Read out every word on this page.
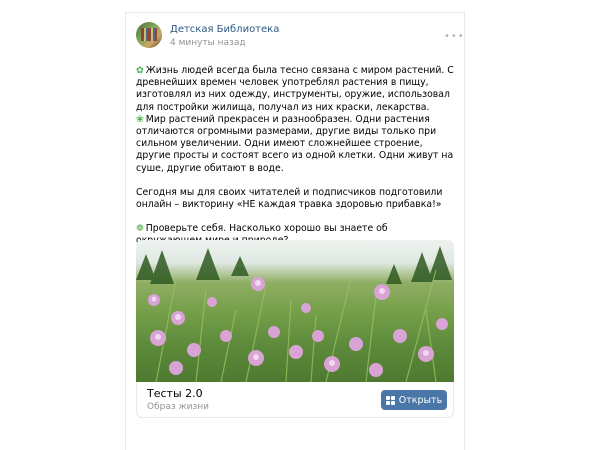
Детская Библиотека
4 минуты назад
•••

✿ Жизнь людей всегда была тесно связана с миром растений. С древнейших времен человек употреблял растения в пищу, изготовлял из них одежду, инструменты, оружие, использовал для постройки жилища, получал из них краски, лекарства.

❀ Мир растений прекрасен и разнообразен. Одни растения отличаются огромными размерами, другие виды только при сильном увеличении. Одни имеют сложнейшее строение, другие просты и состоят всего из одной клетки. Одни живут на суше, другие обитают в воде.

Сегодня мы для своих читателей и подписчиков подготовили онлайн – викторину «НЕ каждая травка здоровью прибавка!»

❁ Проверьте себя. Насколько хорошо вы знаете об

Тесты 2.0
Образ жизни
Открыть
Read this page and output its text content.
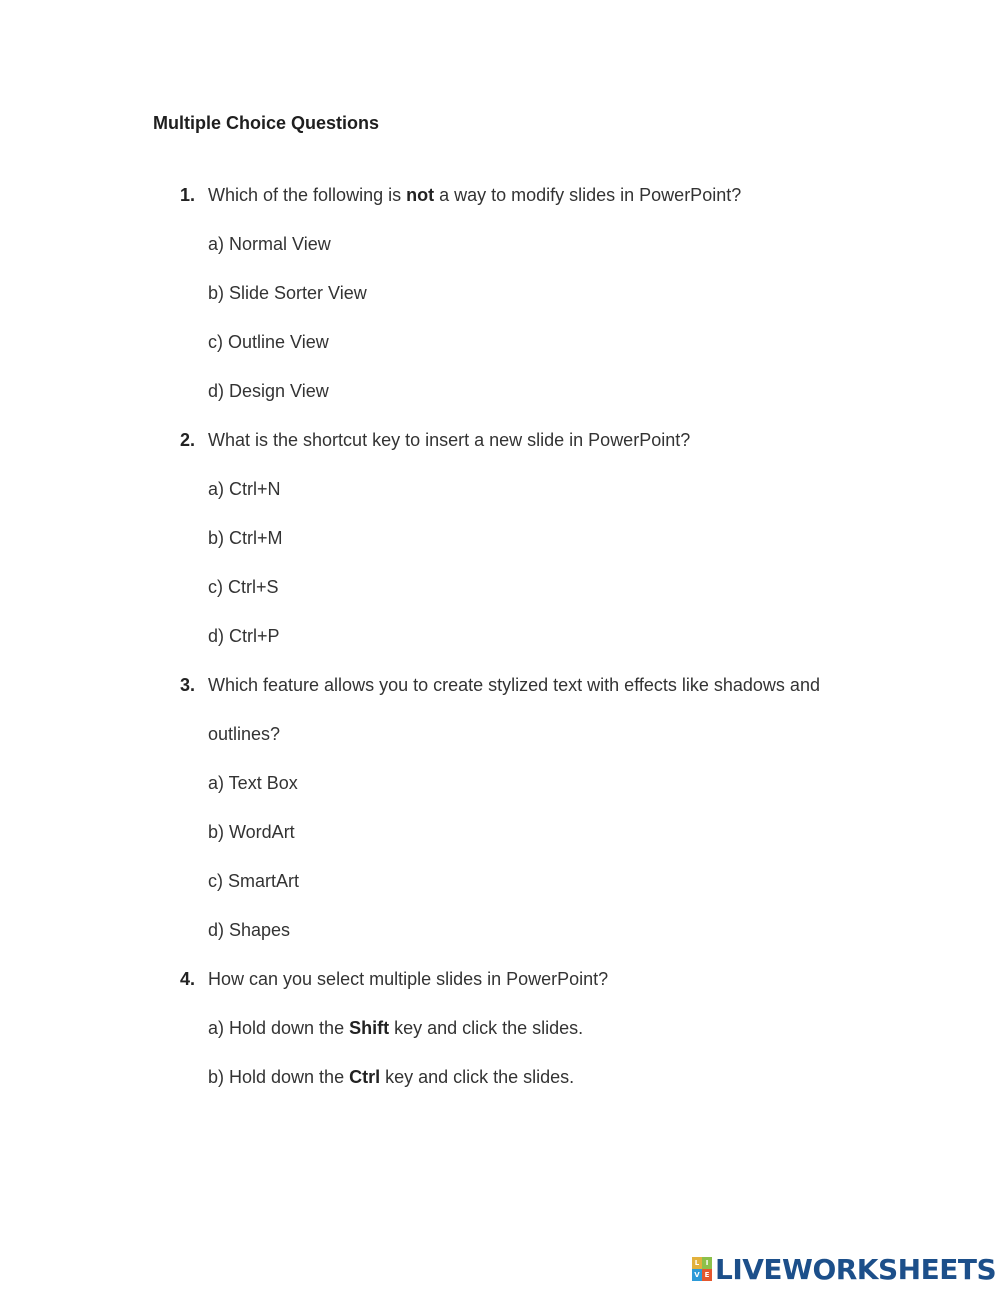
Multiple Choice Questions
1. Which of the following is not a way to modify slides in PowerPoint?
a) Normal View
b) Slide Sorter View
c) Outline View
d) Design View
2. What is the shortcut key to insert a new slide in PowerPoint?
a) Ctrl+N
b) Ctrl+M
c) Ctrl+S
d) Ctrl+P
3. Which feature allows you to create stylized text with effects like shadows and
outlines?
a) Text Box
b) WordArt
c) SmartArt
d) Shapes
4. How can you select multiple slides in PowerPoint?
a) Hold down the Shift key and click the slides.
b) Hold down the Ctrl key and click the slides.
L I
V E LIVEWORKSHEETS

=======

EXERCISE BRIEF:
Produce an exact copy of the lines from the line containing "Read this page and output its text content." through the last line of the records, with no pictures and no other text.

ANSWER TO THE PROBLEM:
Read this page and output its text content.
Multiple Choice Questions
1. Which of the following is not a way to modify slides in PowerPoint?
a) Normal View
b) Slide Sorter View
c) Outline View
d) Design View
2. What is the shortcut key to insert a new slide in PowerPoint?
a) Ctrl+N
b) Ctrl+M
c) Ctrl+S
d) Ctrl+P
3. Which feature allows you to create stylized text with effects like shadows and
outlines?
a) Text Box
b) WordArt
c) SmartArt
d) Shapes
4. How can you select multiple slides in PowerPoint?
a) Hold down the Shift key and click the slides.
b) Hold down the Ctrl key and click the slides.
L I
V E LIVEWORKSHEETS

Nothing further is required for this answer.